### MATERIALS PROVIDED ###

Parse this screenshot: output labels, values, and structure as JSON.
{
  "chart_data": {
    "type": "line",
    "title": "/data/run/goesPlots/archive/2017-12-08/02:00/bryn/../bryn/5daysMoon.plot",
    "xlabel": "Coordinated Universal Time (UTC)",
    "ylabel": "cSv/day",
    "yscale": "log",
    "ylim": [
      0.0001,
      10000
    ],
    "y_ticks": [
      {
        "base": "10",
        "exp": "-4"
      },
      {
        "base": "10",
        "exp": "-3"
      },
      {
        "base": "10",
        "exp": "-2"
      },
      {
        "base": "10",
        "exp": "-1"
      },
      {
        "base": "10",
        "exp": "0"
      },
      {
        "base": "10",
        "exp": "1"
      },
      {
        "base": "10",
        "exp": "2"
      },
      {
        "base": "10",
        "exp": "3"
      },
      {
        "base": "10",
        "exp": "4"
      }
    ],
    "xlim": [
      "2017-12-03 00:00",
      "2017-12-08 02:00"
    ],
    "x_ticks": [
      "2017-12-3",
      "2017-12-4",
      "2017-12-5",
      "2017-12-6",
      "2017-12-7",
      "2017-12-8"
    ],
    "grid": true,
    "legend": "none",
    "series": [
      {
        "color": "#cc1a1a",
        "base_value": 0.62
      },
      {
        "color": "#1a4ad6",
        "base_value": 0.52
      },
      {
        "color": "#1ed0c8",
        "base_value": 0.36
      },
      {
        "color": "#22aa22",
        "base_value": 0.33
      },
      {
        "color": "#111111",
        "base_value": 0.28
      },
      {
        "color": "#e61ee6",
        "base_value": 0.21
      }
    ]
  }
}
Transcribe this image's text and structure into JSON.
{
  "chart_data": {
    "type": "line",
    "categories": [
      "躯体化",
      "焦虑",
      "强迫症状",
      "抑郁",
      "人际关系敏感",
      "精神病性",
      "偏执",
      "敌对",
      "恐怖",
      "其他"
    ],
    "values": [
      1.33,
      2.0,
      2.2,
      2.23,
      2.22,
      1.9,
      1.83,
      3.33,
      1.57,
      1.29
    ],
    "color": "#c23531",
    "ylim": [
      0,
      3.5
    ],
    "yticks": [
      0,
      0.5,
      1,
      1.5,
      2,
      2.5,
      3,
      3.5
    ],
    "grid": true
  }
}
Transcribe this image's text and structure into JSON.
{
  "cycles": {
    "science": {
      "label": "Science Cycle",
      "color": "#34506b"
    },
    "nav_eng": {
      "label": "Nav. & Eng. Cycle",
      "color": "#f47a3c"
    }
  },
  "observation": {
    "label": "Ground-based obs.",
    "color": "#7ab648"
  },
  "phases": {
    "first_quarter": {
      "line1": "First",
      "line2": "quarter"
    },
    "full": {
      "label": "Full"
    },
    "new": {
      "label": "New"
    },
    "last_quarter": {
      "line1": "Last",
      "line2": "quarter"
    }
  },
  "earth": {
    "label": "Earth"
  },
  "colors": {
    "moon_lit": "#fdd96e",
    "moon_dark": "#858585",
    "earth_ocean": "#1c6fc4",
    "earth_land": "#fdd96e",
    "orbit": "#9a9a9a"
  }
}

###

=== WRITTEN TASK ===
Extract the full set of entries word for word.

=== TASK RESPONSE ===
Parse this screenshot: output labels, values, and structure as JSON.
{
  "chart_data": {
    "type": "line",
    "title": "/data/run/goesPlots/archive/2017-12-08/02:00/bryn/../bryn/5daysMoon.plot",
    "xlabel": "Coordinated Universal Time (UTC)",
    "ylabel": "cSv/day",
    "yscale": "log",
    "ylim": [
      0.0001,
      10000
    ],
    "y_ticks": [
      {
        "base": "10",
        "exp": "-4"
      },
      {
        "base": "10",
        "exp": "-3"
      },
      {
        "base": "10",
        "exp": "-2"
      },
      {
        "base": "10",
        "exp": "-1"
      },
      {
        "base": "10",
        "exp": "0"
      },
      {
        "base": "10",
        "exp": "1"
      },
      {
        "base": "10",
        "exp": "2"
      },
      {
        "base": "10",
        "exp": "3"
      },
      {
        "base": "10",
        "exp": "4"
      }
    ],
    "xlim": [
      "2017-12-03 00:00",
      "2017-12-08 02:00"
    ],
    "x_ticks": [
      "2017-12-3",
      "2017-12-4",
      "2017-12-5",
      "2017-12-6",
      "2017-12-7",
      "2017-12-8"
    ],
    "grid": true,
    "legend": "none",
    "series": [
      {
        "color": "#cc1a1a",
        "base_value": 0.62
      },
      {
        "color": "#1a4ad6",
        "base_value": 0.52
      },
      {
        "color": "#1ed0c8",
        "base_value": 0.36
      },
      {
        "color": "#22aa22",
        "base_value": 0.33
      },
      {
        "color": "#111111",
        "base_value": 0.28
      },
      {
        "color": "#e61ee6",
        "base_value": 0.21
      }
    ]
  }
}
Transcribe this image's text and structure into JSON.
{
  "chart_data": {
    "type": "line",
    "categories": [
      "躯体化",
      "焦虑",
      "强迫症状",
      "抑郁",
      "人际关系敏感",
      "精神病性",
      "偏执",
      "敌对",
      "恐怖",
      "其他"
    ],
    "values": [
      1.33,
      2.0,
      2.2,
      2.23,
      2.22,
      1.9,
      1.83,
      3.33,
      1.57,
      1.29
    ],
    "color": "#c23531",
    "ylim": [
      0,
      3.5
    ],
    "yticks": [
      0,
      0.5,
      1,
      1.5,
      2,
      2.5,
      3,
      3.5
    ],
    "grid": true
  }
}
Transcribe this image's text and structure into JSON.
{
  "cycles": {
    "science": {
      "label": "Science Cycle",
      "color": "#34506b"
    },
    "nav_eng": {
      "label": "Nav. & Eng. Cycle",
      "color": "#f47a3c"
    }
  },
  "observation": {
    "label": "Ground-based obs.",
    "color": "#7ab648"
  },
  "phases": {
    "first_quarter": {
      "line1": "First",
      "line2": "quarter"
    },
    "full": {
      "label": "Full"
    },
    "new": {
      "label": "New"
    },
    "last_quarter": {
      "line1": "Last",
      "line2": "quarter"
    }
  },
  "earth": {
    "label": "Earth"
  },
  "colors": {
    "moon_lit": "#fdd96e",
    "moon_dark": "#858585",
    "earth_ocean": "#1c6fc4",
    "earth_land": "#fdd96e",
    "orbit": "#9a9a9a"
  }
}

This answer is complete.